#### Exercise task:
Repeat the listing below in full, exactly as it stands.
** START OF Raw records **
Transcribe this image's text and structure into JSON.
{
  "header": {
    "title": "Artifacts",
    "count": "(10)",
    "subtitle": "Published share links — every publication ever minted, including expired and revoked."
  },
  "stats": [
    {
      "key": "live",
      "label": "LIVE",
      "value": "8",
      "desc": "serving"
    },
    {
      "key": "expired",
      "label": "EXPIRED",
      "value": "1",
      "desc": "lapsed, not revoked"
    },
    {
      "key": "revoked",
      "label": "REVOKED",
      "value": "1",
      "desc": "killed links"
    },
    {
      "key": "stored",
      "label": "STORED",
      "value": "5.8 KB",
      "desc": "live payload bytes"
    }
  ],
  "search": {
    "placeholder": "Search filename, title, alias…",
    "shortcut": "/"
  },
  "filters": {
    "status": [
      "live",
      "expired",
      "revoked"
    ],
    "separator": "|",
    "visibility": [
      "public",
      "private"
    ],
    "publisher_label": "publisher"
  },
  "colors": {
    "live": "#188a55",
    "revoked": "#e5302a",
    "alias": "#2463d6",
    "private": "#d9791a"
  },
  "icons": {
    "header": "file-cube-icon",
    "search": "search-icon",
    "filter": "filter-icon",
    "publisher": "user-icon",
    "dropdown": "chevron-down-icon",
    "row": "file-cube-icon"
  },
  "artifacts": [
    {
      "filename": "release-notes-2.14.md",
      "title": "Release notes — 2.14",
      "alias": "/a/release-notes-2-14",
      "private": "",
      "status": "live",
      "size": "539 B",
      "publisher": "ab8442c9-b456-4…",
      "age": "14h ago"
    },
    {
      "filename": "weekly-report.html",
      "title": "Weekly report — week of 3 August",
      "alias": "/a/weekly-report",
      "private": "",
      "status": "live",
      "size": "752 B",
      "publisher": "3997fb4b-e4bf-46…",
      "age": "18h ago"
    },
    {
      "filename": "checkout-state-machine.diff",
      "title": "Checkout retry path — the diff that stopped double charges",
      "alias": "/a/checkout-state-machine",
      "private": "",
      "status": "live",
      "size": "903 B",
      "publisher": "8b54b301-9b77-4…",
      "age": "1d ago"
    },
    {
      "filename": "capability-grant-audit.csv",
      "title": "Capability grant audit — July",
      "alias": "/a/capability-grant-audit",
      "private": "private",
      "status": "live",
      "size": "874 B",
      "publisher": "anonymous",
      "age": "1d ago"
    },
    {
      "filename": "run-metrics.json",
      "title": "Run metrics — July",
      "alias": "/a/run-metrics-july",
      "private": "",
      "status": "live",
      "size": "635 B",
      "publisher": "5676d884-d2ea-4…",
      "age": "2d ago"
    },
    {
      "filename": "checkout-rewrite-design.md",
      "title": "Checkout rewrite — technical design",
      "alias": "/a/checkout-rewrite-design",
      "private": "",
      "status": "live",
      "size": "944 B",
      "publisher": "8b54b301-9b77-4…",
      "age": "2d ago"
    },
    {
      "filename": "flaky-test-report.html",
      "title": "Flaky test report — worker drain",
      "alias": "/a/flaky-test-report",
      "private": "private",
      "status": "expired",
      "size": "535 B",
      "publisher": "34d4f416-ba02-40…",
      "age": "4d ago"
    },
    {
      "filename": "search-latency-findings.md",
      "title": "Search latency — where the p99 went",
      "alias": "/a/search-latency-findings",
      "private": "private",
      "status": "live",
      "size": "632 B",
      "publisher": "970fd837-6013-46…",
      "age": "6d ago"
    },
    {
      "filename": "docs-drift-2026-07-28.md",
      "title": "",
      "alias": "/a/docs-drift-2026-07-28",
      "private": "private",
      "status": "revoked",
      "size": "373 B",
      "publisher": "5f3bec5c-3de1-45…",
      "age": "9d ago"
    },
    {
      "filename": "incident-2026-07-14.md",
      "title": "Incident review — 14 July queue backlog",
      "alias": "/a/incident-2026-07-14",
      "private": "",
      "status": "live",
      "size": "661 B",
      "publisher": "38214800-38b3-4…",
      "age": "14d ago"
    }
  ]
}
** END OF Raw records **
#### Answer in full:
Transcribe this image's text and structure into JSON.
{
  "header": {
    "title": "Artifacts",
    "count": "(10)",
    "subtitle": "Published share links — every publication ever minted, including expired and revoked."
  },
  "stats": [
    {
      "key": "live",
      "label": "LIVE",
      "value": "8",
      "desc": "serving"
    },
    {
      "key": "expired",
      "label": "EXPIRED",
      "value": "1",
      "desc": "lapsed, not revoked"
    },
    {
      "key": "revoked",
      "label": "REVOKED",
      "value": "1",
      "desc": "killed links"
    },
    {
      "key": "stored",
      "label": "STORED",
      "value": "5.8 KB",
      "desc": "live payload bytes"
    }
  ],
  "search": {
    "placeholder": "Search filename, title, alias…",
    "shortcut": "/"
  },
  "filters": {
    "status": [
      "live",
      "expired",
      "revoked"
    ],
    "separator": "|",
    "visibility": [
      "public",
      "private"
    ],
    "publisher_label": "publisher"
  },
  "colors": {
    "live": "#188a55",
    "revoked": "#e5302a",
    "alias": "#2463d6",
    "private": "#d9791a"
  },
  "icons": {
    "header": "file-cube-icon",
    "search": "search-icon",
    "filter": "filter-icon",
    "publisher": "user-icon",
    "dropdown": "chevron-down-icon",
    "row": "file-cube-icon"
  },
  "artifacts": [
    {
      "filename": "release-notes-2.14.md",
      "title": "Release notes — 2.14",
      "alias": "/a/release-notes-2-14",
      "private": "",
      "status": "live",
      "size": "539 B",
      "publisher": "ab8442c9-b456-4…",
      "age": "14h ago"
    },
    {
      "filename": "weekly-report.html",
      "title": "Weekly report — week of 3 August",
      "alias": "/a/weekly-report",
      "private": "",
      "status": "live",
      "size": "752 B",
      "publisher": "3997fb4b-e4bf-46…",
      "age": "18h ago"
    },
    {
      "filename": "checkout-state-machine.diff",
      "title": "Checkout retry path — the diff that stopped double charges",
      "alias": "/a/checkout-state-machine",
      "private": "",
      "status": "live",
      "size": "903 B",
      "publisher": "8b54b301-9b77-4…",
      "age": "1d ago"
    },
    {
      "filename": "capability-grant-audit.csv",
      "title": "Capability grant audit — July",
      "alias": "/a/capability-grant-audit",
      "private": "private",
      "status": "live",
      "size": "874 B",
      "publisher": "anonymous",
      "age": "1d ago"
    },
    {
      "filename": "run-metrics.json",
      "title": "Run metrics — July",
      "alias": "/a/run-metrics-july",
      "private": "",
      "status": "live",
      "size": "635 B",
      "publisher": "5676d884-d2ea-4…",
      "age": "2d ago"
    },
    {
      "filename": "checkout-rewrite-design.md",
      "title": "Checkout rewrite — technical design",
      "alias": "/a/checkout-rewrite-design",
      "private": "",
      "status": "live",
      "size": "944 B",
      "publisher": "8b54b301-9b77-4…",
      "age": "2d ago"
    },
    {
      "filename": "flaky-test-report.html",
      "title": "Flaky test report — worker drain",
      "alias": "/a/flaky-test-report",
      "private": "private",
      "status": "expired",
      "size": "535 B",
      "publisher": "34d4f416-ba02-40…",
      "age": "4d ago"
    },
    {
      "filename": "search-latency-findings.md",
      "title": "Search latency — where the p99 went",
      "alias": "/a/search-latency-findings",
      "private": "private",
      "status": "live",
      "size": "632 B",
      "publisher": "970fd837-6013-46…",
      "age": "6d ago"
    },
    {
      "filename": "docs-drift-2026-07-28.md",
      "title": "",
      "alias": "/a/docs-drift-2026-07-28",
      "private": "private",
      "status": "revoked",
      "size": "373 B",
      "publisher": "5f3bec5c-3de1-45…",
      "age": "9d ago"
    },
    {
      "filename": "incident-2026-07-14.md",
      "title": "Incident review — 14 July queue backlog",
      "alias": "/a/incident-2026-07-14",
      "private": "",
      "status": "live",
      "size": "661 B",
      "publisher": "38214800-38b3-4…",
      "age": "14d ago"
    }
  ]
}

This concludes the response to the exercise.